Extracted records
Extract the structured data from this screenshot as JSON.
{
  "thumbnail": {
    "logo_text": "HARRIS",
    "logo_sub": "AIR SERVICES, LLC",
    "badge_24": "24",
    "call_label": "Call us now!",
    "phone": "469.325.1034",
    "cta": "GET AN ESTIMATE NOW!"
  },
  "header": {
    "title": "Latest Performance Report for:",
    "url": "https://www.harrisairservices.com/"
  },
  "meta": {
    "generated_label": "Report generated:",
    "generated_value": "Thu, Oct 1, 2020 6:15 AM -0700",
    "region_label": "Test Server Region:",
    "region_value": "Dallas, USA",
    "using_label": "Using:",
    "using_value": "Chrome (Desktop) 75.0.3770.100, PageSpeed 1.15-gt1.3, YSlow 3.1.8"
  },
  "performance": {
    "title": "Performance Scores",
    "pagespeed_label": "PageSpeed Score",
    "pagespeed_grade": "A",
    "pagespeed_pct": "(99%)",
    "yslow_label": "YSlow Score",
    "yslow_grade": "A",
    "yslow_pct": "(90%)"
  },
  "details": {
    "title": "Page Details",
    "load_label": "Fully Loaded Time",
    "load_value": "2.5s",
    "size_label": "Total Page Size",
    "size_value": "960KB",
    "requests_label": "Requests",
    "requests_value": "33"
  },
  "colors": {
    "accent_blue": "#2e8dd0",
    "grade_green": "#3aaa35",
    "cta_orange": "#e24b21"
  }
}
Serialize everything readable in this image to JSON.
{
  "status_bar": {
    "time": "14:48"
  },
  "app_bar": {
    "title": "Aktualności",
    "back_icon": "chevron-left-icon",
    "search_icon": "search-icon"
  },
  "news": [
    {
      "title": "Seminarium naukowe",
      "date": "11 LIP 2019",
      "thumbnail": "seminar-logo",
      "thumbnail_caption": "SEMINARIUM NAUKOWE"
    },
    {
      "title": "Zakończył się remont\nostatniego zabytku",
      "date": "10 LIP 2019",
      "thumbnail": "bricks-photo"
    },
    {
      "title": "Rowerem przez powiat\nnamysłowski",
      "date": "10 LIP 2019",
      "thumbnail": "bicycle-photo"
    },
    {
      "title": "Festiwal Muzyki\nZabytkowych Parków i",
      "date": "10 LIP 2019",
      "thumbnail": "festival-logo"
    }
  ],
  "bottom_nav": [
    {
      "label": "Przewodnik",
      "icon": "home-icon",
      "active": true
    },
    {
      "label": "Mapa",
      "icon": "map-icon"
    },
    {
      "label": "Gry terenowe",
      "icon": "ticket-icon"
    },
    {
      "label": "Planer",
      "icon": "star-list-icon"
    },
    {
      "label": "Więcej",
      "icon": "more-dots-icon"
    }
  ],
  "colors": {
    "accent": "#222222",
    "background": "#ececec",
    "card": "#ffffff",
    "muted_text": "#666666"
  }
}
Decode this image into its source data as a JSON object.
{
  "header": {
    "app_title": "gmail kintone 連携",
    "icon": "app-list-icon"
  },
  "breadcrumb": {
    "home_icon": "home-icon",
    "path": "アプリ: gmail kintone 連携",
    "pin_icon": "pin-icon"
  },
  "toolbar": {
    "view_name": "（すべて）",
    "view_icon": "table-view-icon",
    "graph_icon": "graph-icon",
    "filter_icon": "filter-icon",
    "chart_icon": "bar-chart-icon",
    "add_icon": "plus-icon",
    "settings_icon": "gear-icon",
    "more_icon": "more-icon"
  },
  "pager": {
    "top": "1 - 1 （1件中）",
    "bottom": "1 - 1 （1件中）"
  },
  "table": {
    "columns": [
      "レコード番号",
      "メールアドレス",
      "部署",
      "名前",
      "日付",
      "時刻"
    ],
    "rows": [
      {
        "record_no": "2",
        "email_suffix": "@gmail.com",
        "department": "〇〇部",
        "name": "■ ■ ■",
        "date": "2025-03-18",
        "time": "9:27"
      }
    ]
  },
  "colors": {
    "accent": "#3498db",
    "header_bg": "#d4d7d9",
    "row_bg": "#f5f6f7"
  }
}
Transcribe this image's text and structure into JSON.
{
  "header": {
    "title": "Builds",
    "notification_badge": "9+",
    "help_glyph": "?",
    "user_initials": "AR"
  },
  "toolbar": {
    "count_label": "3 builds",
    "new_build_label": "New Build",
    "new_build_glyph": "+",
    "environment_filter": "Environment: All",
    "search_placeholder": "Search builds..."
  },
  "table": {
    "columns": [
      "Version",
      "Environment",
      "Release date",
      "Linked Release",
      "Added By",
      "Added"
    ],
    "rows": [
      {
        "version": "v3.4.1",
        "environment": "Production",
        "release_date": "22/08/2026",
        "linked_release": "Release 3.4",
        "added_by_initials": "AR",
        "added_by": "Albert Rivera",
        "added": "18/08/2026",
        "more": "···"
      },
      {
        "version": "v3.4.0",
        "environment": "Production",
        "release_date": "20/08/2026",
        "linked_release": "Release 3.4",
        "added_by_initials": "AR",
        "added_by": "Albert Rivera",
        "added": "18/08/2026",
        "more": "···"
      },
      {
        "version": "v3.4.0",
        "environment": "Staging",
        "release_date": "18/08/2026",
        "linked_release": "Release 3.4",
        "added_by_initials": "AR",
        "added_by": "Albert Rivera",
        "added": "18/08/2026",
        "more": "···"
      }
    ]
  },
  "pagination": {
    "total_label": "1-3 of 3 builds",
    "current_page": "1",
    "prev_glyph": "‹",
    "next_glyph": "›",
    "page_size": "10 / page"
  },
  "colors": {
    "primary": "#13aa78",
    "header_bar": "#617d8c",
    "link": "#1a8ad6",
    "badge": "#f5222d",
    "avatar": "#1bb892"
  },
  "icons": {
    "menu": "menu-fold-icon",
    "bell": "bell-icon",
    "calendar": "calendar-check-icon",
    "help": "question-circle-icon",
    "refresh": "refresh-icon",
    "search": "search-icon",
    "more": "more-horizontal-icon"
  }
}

* PROMPT: Every record should be given again exactly.

* FULL RESPONSE:
Extract the structured data from this screenshot as JSON.
{
  "thumbnail": {
    "logo_text": "HARRIS",
    "logo_sub": "AIR SERVICES, LLC",
    "badge_24": "24",
    "call_label": "Call us now!",
    "phone": "469.325.1034",
    "cta": "GET AN ESTIMATE NOW!"
  },
  "header": {
    "title": "Latest Performance Report for:",
    "url": "https://www.harrisairservices.com/"
  },
  "meta": {
    "generated_label": "Report generated:",
    "generated_value": "Thu, Oct 1, 2020 6:15 AM -0700",
    "region_label": "Test Server Region:",
    "region_value": "Dallas, USA",
    "using_label": "Using:",
    "using_value": "Chrome (Desktop) 75.0.3770.100, PageSpeed 1.15-gt1.3, YSlow 3.1.8"
  },
  "performance": {
    "title": "Performance Scores",
    "pagespeed_label": "PageSpeed Score",
    "pagespeed_grade": "A",
    "pagespeed_pct": "(99%)",
    "yslow_label": "YSlow Score",
    "yslow_grade": "A",
    "yslow_pct": "(90%)"
  },
  "details": {
    "title": "Page Details",
    "load_label": "Fully Loaded Time",
    "load_value": "2.5s",
    "size_label": "Total Page Size",
    "size_value": "960KB",
    "requests_label": "Requests",
    "requests_value": "33"
  },
  "colors": {
    "accent_blue": "#2e8dd0",
    "grade_green": "#3aaa35",
    "cta_orange": "#e24b21"
  }
}
Serialize everything readable in this image to JSON.
{
  "status_bar": {
    "time": "14:48"
  },
  "app_bar": {
    "title": "Aktualności",
    "back_icon": "chevron-left-icon",
    "search_icon": "search-icon"
  },
  "news": [
    {
      "title": "Seminarium naukowe",
      "date": "11 LIP 2019",
      "thumbnail": "seminar-logo",
      "thumbnail_caption": "SEMINARIUM NAUKOWE"
    },
    {
      "title": "Zakończył się remont\nostatniego zabytku",
      "date": "10 LIP 2019",
      "thumbnail": "bricks-photo"
    },
    {
      "title": "Rowerem przez powiat\nnamysłowski",
      "date": "10 LIP 2019",
      "thumbnail": "bicycle-photo"
    },
    {
      "title": "Festiwal Muzyki\nZabytkowych Parków i",
      "date": "10 LIP 2019",
      "thumbnail": "festival-logo"
    }
  ],
  "bottom_nav": [
    {
      "label": "Przewodnik",
      "icon": "home-icon",
      "active": true
    },
    {
      "label": "Mapa",
      "icon": "map-icon"
    },
    {
      "label": "Gry terenowe",
      "icon": "ticket-icon"
    },
    {
      "label": "Planer",
      "icon": "star-list-icon"
    },
    {
      "label": "Więcej",
      "icon": "more-dots-icon"
    }
  ],
  "colors": {
    "accent": "#222222",
    "background": "#ececec",
    "card": "#ffffff",
    "muted_text": "#666666"
  }
}
Decode this image into its source data as a JSON object.
{
  "header": {
    "app_title": "gmail kintone 連携",
    "icon": "app-list-icon"
  },
  "breadcrumb": {
    "home_icon": "home-icon",
    "path": "アプリ: gmail kintone 連携",
    "pin_icon": "pin-icon"
  },
  "toolbar": {
    "view_name": "（すべて）",
    "view_icon": "table-view-icon",
    "graph_icon": "graph-icon",
    "filter_icon": "filter-icon",
    "chart_icon": "bar-chart-icon",
    "add_icon": "plus-icon",
    "settings_icon": "gear-icon",
    "more_icon": "more-icon"
  },
  "pager": {
    "top": "1 - 1 （1件中）",
    "bottom": "1 - 1 （1件中）"
  },
  "table": {
    "columns": [
      "レコード番号",
      "メールアドレス",
      "部署",
      "名前",
      "日付",
      "時刻"
    ],
    "rows": [
      {
        "record_no": "2",
        "email_suffix": "@gmail.com",
        "department": "〇〇部",
        "name": "■ ■ ■",
        "date": "2025-03-18",
        "time": "9:27"
      }
    ]
  },
  "colors": {
    "accent": "#3498db",
    "header_bg": "#d4d7d9",
    "row_bg": "#f5f6f7"
  }
}
Transcribe this image's text and structure into JSON.
{
  "header": {
    "title": "Builds",
    "notification_badge": "9+",
    "help_glyph": "?",
    "user_initials": "AR"
  },
  "toolbar": {
    "count_label": "3 builds",
    "new_build_label": "New Build",
    "new_build_glyph": "+",
    "environment_filter": "Environment: All",
    "search_placeholder": "Search builds..."
  },
  "table": {
    "columns": [
      "Version",
      "Environment",
      "Release date",
      "Linked Release",
      "Added By",
      "Added"
    ],
    "rows": [
      {
        "version": "v3.4.1",
        "environment": "Production",
        "release_date": "22/08/2026",
        "linked_release": "Release 3.4",
        "added_by_initials": "AR",
        "added_by": "Albert Rivera",
        "added": "18/08/2026",
        "more": "···"
      },
      {
        "version": "v3.4.0",
        "environment": "Production",
        "release_date": "20/08/2026",
        "linked_release": "Release 3.4",
        "added_by_initials": "AR",
        "added_by": "Albert Rivera",
        "added": "18/08/2026",
        "more": "···"
      },
      {
        "version": "v3.4.0",
        "environment": "Staging",
        "release_date": "18/08/2026",
        "linked_release": "Release 3.4",
        "added_by_initials": "AR",
        "added_by": "Albert Rivera",
        "added": "18/08/2026",
        "more": "···"
      }
    ]
  },
  "pagination": {
    "total_label": "1-3 of 3 builds",
    "current_page": "1",
    "prev_glyph": "‹",
    "next_glyph": "›",
    "page_size": "10 / page"
  },
  "colors": {
    "primary": "#13aa78",
    "header_bar": "#617d8c",
    "link": "#1a8ad6",
    "badge": "#f5222d",
    "avatar": "#1bb892"
  },
  "icons": {
    "menu": "menu-fold-icon",
    "bell": "bell-icon",
    "calendar": "calendar-check-icon",
    "help": "question-circle-icon",
    "refresh": "refresh-icon",
    "search": "search-icon",
    "more": "more-horizontal-icon"
  }
}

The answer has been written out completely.